- Dataset extract -
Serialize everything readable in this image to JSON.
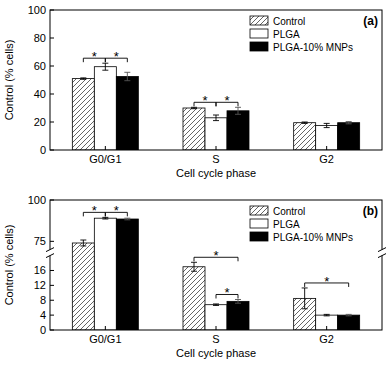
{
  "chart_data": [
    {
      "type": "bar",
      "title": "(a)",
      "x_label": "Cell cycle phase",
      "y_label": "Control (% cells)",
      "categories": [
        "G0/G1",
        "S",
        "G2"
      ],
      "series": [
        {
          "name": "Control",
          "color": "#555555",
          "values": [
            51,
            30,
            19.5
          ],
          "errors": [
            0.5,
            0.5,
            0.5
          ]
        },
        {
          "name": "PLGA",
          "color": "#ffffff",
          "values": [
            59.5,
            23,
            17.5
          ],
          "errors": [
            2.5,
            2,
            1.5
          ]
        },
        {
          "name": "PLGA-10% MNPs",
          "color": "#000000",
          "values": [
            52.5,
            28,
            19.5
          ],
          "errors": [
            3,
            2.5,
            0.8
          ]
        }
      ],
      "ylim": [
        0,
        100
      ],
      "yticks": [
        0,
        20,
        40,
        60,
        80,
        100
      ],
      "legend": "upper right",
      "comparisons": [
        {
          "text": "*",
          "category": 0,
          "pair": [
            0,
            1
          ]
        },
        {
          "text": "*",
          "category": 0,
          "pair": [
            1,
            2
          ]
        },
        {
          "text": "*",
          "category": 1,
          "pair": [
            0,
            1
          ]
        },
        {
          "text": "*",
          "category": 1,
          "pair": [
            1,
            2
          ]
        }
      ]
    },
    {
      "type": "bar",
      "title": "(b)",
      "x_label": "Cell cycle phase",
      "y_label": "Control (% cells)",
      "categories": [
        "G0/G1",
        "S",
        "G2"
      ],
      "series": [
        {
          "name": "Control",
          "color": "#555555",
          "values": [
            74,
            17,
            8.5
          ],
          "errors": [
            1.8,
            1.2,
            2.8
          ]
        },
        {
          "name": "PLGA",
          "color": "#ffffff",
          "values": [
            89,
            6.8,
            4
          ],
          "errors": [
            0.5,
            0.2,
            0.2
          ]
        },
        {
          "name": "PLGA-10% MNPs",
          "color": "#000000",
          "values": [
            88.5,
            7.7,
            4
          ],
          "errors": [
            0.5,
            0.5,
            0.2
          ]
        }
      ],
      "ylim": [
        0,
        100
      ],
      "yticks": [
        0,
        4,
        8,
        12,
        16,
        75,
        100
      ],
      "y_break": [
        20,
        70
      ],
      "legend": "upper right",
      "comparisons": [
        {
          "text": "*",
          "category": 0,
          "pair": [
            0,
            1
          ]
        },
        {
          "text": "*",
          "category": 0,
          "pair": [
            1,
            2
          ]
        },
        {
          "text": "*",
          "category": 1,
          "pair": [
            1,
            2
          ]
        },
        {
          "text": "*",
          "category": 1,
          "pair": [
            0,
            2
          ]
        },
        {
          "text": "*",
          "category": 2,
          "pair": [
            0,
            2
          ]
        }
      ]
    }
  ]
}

- Exercise brief -
What is needed here is an exact copy of all the entries, without the pictures.

- Exercise answer -
Serialize everything readable in this image to JSON.
{
  "chart_data": [
    {
      "type": "bar",
      "title": "(a)",
      "x_label": "Cell cycle phase",
      "y_label": "Control (% cells)",
      "categories": [
        "G0/G1",
        "S",
        "G2"
      ],
      "series": [
        {
          "name": "Control",
          "color": "#555555",
          "values": [
            51,
            30,
            19.5
          ],
          "errors": [
            0.5,
            0.5,
            0.5
          ]
        },
        {
          "name": "PLGA",
          "color": "#ffffff",
          "values": [
            59.5,
            23,
            17.5
          ],
          "errors": [
            2.5,
            2,
            1.5
          ]
        },
        {
          "name": "PLGA-10% MNPs",
          "color": "#000000",
          "values": [
            52.5,
            28,
            19.5
          ],
          "errors": [
            3,
            2.5,
            0.8
          ]
        }
      ],
      "ylim": [
        0,
        100
      ],
      "yticks": [
        0,
        20,
        40,
        60,
        80,
        100
      ],
      "legend": "upper right",
      "comparisons": [
        {
          "text": "*",
          "category": 0,
          "pair": [
            0,
            1
          ]
        },
        {
          "text": "*",
          "category": 0,
          "pair": [
            1,
            2
          ]
        },
        {
          "text": "*",
          "category": 1,
          "pair": [
            0,
            1
          ]
        },
        {
          "text": "*",
          "category": 1,
          "pair": [
            1,
            2
          ]
        }
      ]
    },
    {
      "type": "bar",
      "title": "(b)",
      "x_label": "Cell cycle phase",
      "y_label": "Control (% cells)",
      "categories": [
        "G0/G1",
        "S",
        "G2"
      ],
      "series": [
        {
          "name": "Control",
          "color": "#555555",
          "values": [
            74,
            17,
            8.5
          ],
          "errors": [
            1.8,
            1.2,
            2.8
          ]
        },
        {
          "name": "PLGA",
          "color": "#ffffff",
          "values": [
            89,
            6.8,
            4
          ],
          "errors": [
            0.5,
            0.2,
            0.2
          ]
        },
        {
          "name": "PLGA-10% MNPs",
          "color": "#000000",
          "values": [
            88.5,
            7.7,
            4
          ],
          "errors": [
            0.5,
            0.5,
            0.2
          ]
        }
      ],
      "ylim": [
        0,
        100
      ],
      "yticks": [
        0,
        4,
        8,
        12,
        16,
        75,
        100
      ],
      "y_break": [
        20,
        70
      ],
      "legend": "upper right",
      "comparisons": [
        {
          "text": "*",
          "category": 0,
          "pair": [
            0,
            1
          ]
        },
        {
          "text": "*",
          "category": 0,
          "pair": [
            1,
            2
          ]
        },
        {
          "text": "*",
          "category": 1,
          "pair": [
            1,
            2
          ]
        },
        {
          "text": "*",
          "category": 1,
          "pair": [
            0,
            2
          ]
        },
        {
          "text": "*",
          "category": 2,
          "pair": [
            0,
            2
          ]
        }
      ]
    }
  ]
}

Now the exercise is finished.